Exercise description »
Reproduce the listing below character for character; drop every image.

## start Given data

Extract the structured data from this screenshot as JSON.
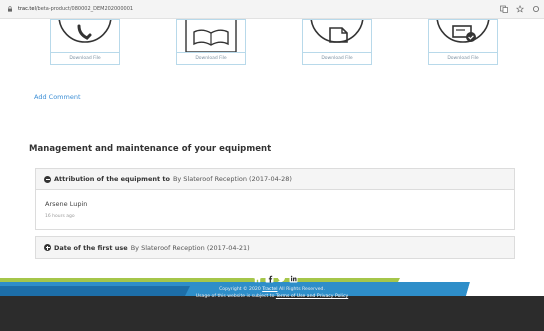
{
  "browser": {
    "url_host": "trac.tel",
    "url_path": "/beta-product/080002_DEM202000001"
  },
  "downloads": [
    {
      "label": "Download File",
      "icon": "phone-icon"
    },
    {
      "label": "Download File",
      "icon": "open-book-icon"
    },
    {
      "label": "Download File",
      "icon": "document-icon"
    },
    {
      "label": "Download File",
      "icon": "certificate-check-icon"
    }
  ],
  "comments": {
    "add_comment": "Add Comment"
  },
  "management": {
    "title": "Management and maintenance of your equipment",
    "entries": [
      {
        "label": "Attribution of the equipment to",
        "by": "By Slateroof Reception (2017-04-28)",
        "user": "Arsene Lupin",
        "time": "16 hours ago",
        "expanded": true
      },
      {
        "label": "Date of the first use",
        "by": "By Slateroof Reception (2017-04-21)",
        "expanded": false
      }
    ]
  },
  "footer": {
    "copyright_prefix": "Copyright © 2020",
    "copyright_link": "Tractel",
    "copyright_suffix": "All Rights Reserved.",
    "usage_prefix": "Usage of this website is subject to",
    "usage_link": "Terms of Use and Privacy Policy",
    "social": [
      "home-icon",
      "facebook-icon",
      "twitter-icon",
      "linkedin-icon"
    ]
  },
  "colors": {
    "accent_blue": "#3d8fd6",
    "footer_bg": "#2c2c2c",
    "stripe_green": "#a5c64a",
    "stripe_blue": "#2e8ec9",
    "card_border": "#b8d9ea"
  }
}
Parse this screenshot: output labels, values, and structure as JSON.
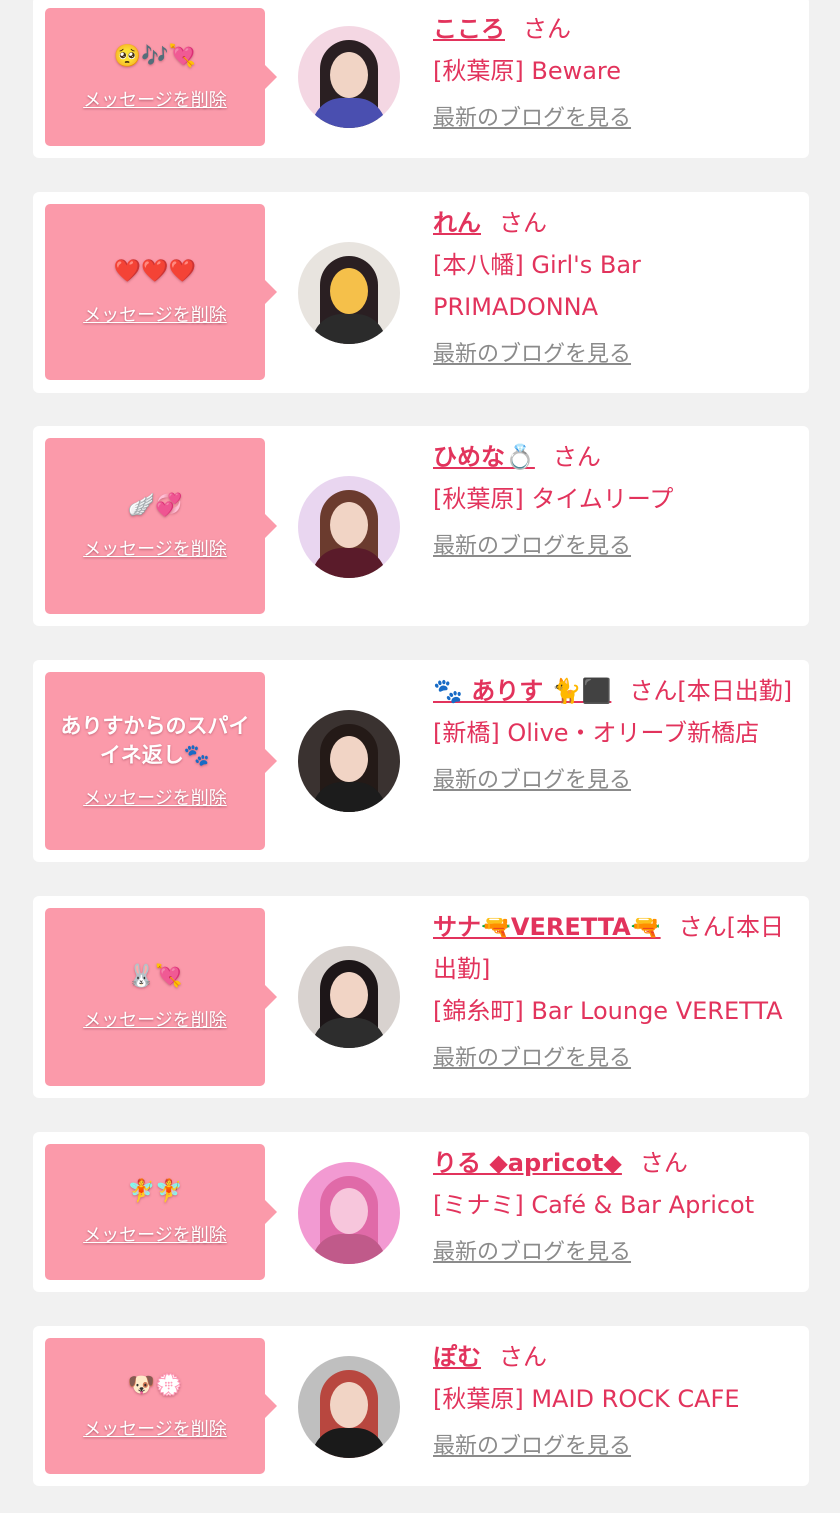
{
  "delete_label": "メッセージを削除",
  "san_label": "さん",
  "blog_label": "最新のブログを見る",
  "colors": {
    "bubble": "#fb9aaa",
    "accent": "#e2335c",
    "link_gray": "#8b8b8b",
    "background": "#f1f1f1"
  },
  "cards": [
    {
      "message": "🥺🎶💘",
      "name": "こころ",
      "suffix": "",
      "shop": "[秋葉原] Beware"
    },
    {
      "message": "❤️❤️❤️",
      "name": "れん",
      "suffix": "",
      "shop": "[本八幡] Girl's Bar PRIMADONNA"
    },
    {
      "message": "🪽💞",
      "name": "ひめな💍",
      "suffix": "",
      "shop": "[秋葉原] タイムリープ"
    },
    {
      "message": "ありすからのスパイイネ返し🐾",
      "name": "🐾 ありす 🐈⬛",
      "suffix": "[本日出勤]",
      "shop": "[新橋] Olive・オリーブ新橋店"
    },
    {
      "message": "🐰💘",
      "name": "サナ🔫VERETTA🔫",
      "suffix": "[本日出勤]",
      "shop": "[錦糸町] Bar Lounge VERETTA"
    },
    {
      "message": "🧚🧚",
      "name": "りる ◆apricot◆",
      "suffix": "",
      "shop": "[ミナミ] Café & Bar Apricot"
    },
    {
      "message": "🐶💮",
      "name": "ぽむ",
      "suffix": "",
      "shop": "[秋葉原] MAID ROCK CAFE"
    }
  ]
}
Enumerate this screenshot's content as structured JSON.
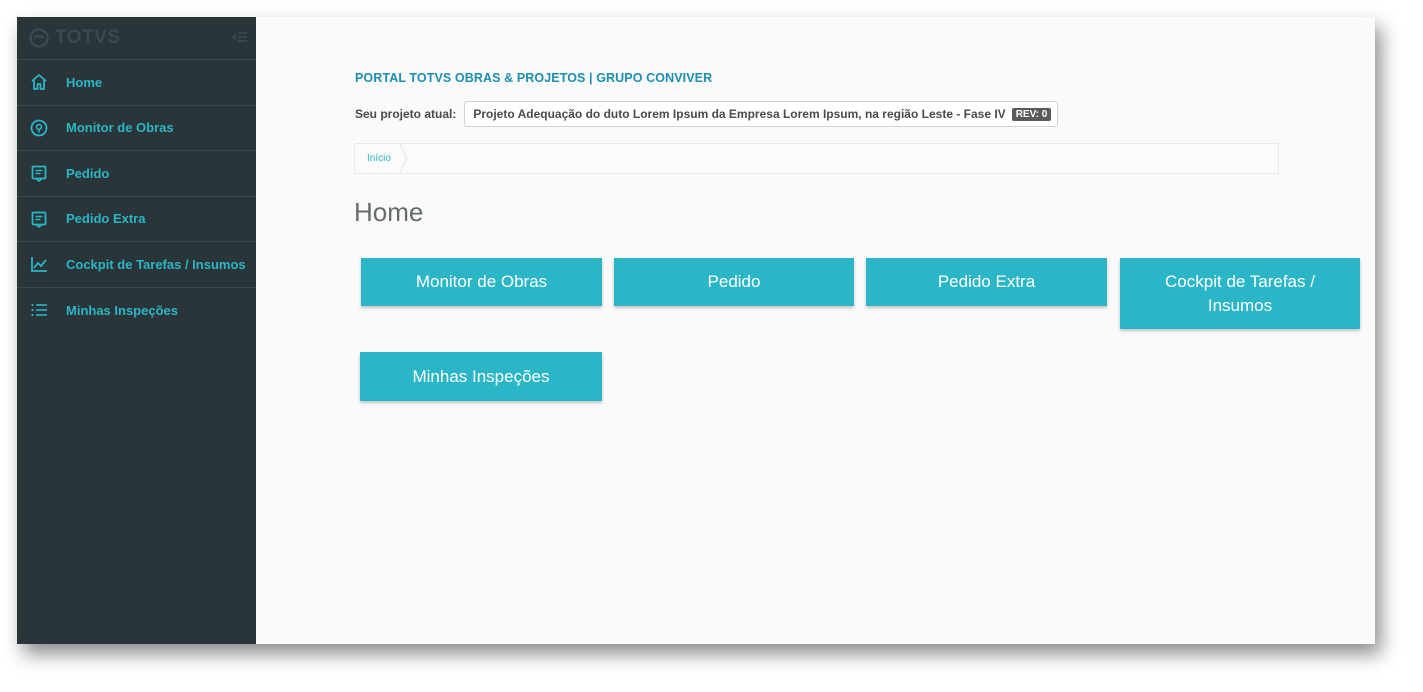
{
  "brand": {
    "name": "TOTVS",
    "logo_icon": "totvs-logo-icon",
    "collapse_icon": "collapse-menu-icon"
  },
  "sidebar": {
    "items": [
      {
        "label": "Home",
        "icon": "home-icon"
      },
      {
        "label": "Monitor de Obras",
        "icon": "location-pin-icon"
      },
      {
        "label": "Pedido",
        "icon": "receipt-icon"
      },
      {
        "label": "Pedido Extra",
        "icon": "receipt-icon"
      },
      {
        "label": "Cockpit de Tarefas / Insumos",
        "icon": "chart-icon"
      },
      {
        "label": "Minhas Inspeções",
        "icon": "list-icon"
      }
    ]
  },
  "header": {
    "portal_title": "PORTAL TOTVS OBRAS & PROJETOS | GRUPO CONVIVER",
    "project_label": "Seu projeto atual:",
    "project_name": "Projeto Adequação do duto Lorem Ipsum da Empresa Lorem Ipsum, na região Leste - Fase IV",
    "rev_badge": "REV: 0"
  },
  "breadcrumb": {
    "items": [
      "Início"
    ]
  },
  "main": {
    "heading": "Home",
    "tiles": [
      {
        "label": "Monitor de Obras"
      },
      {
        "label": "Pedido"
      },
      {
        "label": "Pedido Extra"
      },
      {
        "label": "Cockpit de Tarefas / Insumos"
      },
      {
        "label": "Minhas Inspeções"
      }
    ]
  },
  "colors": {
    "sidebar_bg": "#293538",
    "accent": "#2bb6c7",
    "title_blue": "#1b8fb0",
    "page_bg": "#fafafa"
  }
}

## end Given data

Exercise output »
Extract the structured data from this screenshot as JSON.
{
  "browser": {
    "url_host": "trac.tel",
    "url_path": "/beta-product/080002_DEM202000001"
  },
  "downloads": [
    {
      "label": "Download File",
      "icon": "phone-icon"
    },
    {
      "label": "Download File",
      "icon": "open-book-icon"
    },
    {
      "label": "Download File",
      "icon": "document-icon"
    },
    {
      "label": "Download File",
      "icon": "certificate-check-icon"
    }
  ],
  "comments": {
    "add_comment": "Add Comment"
  },
  "management": {
    "title": "Management and maintenance of your equipment",
    "entries": [
      {
        "label": "Attribution of the equipment to",
        "by": "By Slateroof Reception (2017-04-28)",
        "user": "Arsene Lupin",
        "time": "16 hours ago",
        "expanded": true
      },
      {
        "label": "Date of the first use",
        "by": "By Slateroof Reception (2017-04-21)",
        "expanded": false
      }
    ]
  },
  "footer": {
    "copyright_prefix": "Copyright © 2020",
    "copyright_link": "Tractel",
    "copyright_suffix": "All Rights Reserved.",
    "usage_prefix": "Usage of this website is subject to",
    "usage_link": "Terms of Use and Privacy Policy",
    "social": [
      "home-icon",
      "facebook-icon",
      "twitter-icon",
      "linkedin-icon"
    ]
  },
  "colors": {
    "accent_blue": "#3d8fd6",
    "footer_bg": "#2c2c2c",
    "stripe_green": "#a5c64a",
    "stripe_blue": "#2e8ec9",
    "card_border": "#b8d9ea"
  }
}
Parse this screenshot: output labels, values, and structure as JSON.
{
  "delete_label": "メッセージを削除",
  "san_label": "さん",
  "blog_label": "最新のブログを見る",
  "colors": {
    "bubble": "#fb9aaa",
    "accent": "#e2335c",
    "link_gray": "#8b8b8b",
    "background": "#f1f1f1"
  },
  "cards": [
    {
      "message": "🥺🎶💘",
      "name": "こころ",
      "suffix": "",
      "shop": "[秋葉原] Beware"
    },
    {
      "message": "❤️❤️❤️",
      "name": "れん",
      "suffix": "",
      "shop": "[本八幡] Girl's Bar PRIMADONNA"
    },
    {
      "message": "🪽💞",
      "name": "ひめな💍",
      "suffix": "",
      "shop": "[秋葉原] タイムリープ"
    },
    {
      "message": "ありすからのスパイイネ返し🐾",
      "name": "🐾 ありす 🐈⬛",
      "suffix": "[本日出勤]",
      "shop": "[新橋] Olive・オリーブ新橋店"
    },
    {
      "message": "🐰💘",
      "name": "サナ🔫VERETTA🔫",
      "suffix": "[本日出勤]",
      "shop": "[錦糸町] Bar Lounge VERETTA"
    },
    {
      "message": "🧚🧚",
      "name": "りる ◆apricot◆",
      "suffix": "",
      "shop": "[ミナミ] Café & Bar Apricot"
    },
    {
      "message": "🐶💮",
      "name": "ぽむ",
      "suffix": "",
      "shop": "[秋葉原] MAID ROCK CAFE"
    }
  ]
}
Enumerate this screenshot's content as structured JSON.
{
  "brand": {
    "name": "TOTVS",
    "logo_icon": "totvs-logo-icon",
    "collapse_icon": "collapse-menu-icon"
  },
  "sidebar": {
    "items": [
      {
        "label": "Home",
        "icon": "home-icon"
      },
      {
        "label": "Monitor de Obras",
        "icon": "location-pin-icon"
      },
      {
        "label": "Pedido",
        "icon": "receipt-icon"
      },
      {
        "label": "Pedido Extra",
        "icon": "receipt-icon"
      },
      {
        "label": "Cockpit de Tarefas / Insumos",
        "icon": "chart-icon"
      },
      {
        "label": "Minhas Inspeções",
        "icon": "list-icon"
      }
    ]
  },
  "header": {
    "portal_title": "PORTAL TOTVS OBRAS & PROJETOS | GRUPO CONVIVER",
    "project_label": "Seu projeto atual:",
    "project_name": "Projeto Adequação do duto Lorem Ipsum da Empresa Lorem Ipsum, na região Leste - Fase IV",
    "rev_badge": "REV: 0"
  },
  "breadcrumb": {
    "items": [
      "Início"
    ]
  },
  "main": {
    "heading": "Home",
    "tiles": [
      {
        "label": "Monitor de Obras"
      },
      {
        "label": "Pedido"
      },
      {
        "label": "Pedido Extra"
      },
      {
        "label": "Cockpit de Tarefas / Insumos"
      },
      {
        "label": "Minhas Inspeções"
      }
    ]
  },
  "colors": {
    "sidebar_bg": "#293538",
    "accent": "#2bb6c7",
    "title_blue": "#1b8fb0",
    "page_bg": "#fafafa"
  }
}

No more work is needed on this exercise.